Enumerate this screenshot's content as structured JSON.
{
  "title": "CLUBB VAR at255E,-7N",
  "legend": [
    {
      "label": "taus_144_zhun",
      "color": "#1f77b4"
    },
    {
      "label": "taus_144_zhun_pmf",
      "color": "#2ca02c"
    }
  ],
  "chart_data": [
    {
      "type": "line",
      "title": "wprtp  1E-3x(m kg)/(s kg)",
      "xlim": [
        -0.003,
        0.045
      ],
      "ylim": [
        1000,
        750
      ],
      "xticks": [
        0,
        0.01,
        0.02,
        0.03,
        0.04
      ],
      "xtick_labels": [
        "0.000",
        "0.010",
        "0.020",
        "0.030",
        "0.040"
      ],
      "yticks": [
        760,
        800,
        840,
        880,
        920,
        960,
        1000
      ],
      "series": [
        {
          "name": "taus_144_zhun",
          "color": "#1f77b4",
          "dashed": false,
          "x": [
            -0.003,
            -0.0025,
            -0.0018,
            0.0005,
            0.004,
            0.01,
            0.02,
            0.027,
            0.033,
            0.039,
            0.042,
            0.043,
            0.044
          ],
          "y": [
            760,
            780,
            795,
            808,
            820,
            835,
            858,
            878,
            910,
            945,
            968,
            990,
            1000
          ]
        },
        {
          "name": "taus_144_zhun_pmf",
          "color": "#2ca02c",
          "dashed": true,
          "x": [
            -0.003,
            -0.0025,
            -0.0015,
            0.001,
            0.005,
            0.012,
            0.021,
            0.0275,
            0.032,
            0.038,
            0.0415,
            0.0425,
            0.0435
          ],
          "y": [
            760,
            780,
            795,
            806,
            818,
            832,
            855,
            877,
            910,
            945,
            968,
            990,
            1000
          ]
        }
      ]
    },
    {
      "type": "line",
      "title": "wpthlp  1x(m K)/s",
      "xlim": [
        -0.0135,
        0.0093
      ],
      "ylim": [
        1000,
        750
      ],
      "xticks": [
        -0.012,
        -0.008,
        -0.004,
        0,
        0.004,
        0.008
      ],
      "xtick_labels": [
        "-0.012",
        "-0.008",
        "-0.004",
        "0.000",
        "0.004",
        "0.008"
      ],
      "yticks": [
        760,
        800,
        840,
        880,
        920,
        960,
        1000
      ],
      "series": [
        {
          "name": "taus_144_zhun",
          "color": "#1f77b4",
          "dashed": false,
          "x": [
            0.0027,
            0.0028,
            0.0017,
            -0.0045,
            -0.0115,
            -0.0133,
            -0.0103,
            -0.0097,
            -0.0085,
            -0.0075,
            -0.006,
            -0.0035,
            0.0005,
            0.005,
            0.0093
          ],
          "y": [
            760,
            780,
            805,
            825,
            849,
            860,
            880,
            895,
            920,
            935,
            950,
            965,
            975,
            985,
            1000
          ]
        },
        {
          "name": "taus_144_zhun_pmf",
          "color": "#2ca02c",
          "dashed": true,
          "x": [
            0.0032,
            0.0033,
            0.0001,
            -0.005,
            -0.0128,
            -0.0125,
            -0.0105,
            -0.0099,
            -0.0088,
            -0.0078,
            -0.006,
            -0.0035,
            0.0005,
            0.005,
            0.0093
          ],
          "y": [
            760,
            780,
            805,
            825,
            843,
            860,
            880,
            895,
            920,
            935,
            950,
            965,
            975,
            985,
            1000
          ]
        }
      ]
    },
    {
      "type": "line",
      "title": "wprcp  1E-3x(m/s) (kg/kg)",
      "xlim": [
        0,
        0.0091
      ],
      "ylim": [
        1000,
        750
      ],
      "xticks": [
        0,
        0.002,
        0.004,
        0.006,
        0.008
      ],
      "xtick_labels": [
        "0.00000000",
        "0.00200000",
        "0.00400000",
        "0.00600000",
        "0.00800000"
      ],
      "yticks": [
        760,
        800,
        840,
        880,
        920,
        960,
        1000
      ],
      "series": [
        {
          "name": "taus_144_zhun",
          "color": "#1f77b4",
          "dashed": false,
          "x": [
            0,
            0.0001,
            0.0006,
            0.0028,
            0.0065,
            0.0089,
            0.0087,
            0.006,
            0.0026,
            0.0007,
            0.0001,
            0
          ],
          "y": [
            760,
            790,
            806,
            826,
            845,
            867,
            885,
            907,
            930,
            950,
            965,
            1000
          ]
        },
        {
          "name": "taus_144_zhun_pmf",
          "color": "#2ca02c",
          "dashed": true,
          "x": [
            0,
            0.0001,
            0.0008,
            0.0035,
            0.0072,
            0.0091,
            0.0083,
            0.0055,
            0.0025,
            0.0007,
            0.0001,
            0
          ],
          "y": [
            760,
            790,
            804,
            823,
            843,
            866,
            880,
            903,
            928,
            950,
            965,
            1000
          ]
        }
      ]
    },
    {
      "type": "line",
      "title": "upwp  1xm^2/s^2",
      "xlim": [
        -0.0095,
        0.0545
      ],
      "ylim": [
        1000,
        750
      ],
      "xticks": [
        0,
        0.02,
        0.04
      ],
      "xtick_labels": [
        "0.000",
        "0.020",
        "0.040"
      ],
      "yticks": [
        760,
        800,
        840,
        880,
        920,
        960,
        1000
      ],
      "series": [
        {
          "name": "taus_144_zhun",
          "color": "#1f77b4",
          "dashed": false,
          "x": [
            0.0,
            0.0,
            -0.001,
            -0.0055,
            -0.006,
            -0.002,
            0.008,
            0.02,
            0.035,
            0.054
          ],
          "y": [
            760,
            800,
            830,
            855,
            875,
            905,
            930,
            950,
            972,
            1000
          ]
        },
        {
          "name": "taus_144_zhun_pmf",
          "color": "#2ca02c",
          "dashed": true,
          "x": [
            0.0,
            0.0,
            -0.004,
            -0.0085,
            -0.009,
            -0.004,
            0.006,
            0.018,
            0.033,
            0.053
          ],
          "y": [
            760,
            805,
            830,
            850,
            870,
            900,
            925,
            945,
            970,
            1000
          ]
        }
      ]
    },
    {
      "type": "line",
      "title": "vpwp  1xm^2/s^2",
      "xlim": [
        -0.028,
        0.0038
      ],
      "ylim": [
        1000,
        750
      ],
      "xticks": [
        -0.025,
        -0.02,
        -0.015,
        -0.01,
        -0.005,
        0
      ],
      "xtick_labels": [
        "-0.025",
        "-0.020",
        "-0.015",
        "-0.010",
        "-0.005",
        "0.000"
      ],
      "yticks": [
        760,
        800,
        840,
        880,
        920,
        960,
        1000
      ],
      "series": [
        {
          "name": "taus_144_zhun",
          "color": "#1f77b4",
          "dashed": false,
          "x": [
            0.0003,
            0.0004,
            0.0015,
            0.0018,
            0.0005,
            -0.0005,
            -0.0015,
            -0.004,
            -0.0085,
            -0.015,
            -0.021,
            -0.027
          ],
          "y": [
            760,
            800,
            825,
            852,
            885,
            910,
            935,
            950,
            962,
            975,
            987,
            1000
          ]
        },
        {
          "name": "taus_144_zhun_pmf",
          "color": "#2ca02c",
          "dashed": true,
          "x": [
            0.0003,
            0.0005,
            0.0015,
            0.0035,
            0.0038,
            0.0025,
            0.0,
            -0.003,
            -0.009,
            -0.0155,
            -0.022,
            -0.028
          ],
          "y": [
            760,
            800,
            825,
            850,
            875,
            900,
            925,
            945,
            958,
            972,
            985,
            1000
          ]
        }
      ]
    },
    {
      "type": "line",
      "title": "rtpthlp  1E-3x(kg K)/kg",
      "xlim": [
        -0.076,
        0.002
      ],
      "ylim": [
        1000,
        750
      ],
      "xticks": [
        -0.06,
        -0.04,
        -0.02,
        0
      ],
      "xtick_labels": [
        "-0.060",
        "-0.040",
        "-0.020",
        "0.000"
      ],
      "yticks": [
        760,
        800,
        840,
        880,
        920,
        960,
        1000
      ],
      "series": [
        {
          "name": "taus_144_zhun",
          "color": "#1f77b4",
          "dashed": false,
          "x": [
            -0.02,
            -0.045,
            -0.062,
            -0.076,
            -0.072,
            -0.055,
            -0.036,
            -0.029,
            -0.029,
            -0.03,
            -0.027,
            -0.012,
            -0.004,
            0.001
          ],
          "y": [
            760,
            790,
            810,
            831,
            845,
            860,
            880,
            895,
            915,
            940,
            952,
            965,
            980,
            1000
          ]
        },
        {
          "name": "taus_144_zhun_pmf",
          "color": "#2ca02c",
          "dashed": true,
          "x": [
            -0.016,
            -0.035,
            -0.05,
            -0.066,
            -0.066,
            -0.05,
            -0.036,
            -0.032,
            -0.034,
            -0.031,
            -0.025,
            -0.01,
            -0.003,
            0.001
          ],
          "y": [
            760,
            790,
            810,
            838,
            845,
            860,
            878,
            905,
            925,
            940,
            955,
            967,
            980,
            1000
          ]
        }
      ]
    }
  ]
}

▶ _Work to be completed_
Collect the lines of the data that carry the word "title".

▶ _Output below_
  "title": "CLUBB VAR at255E,-7N",
      "title": "wprtp  1E-3x(m kg)/(s kg)",
      "title": "wpthlp  1x(m K)/s",
      "title": "wprcp  1E-3x(m/s) (kg/kg)",
      "title": "upwp  1xm^2/s^2",
      "title": "vpwp  1xm^2/s^2",
      "title": "rtpthlp  1E-3x(kg K)/kg",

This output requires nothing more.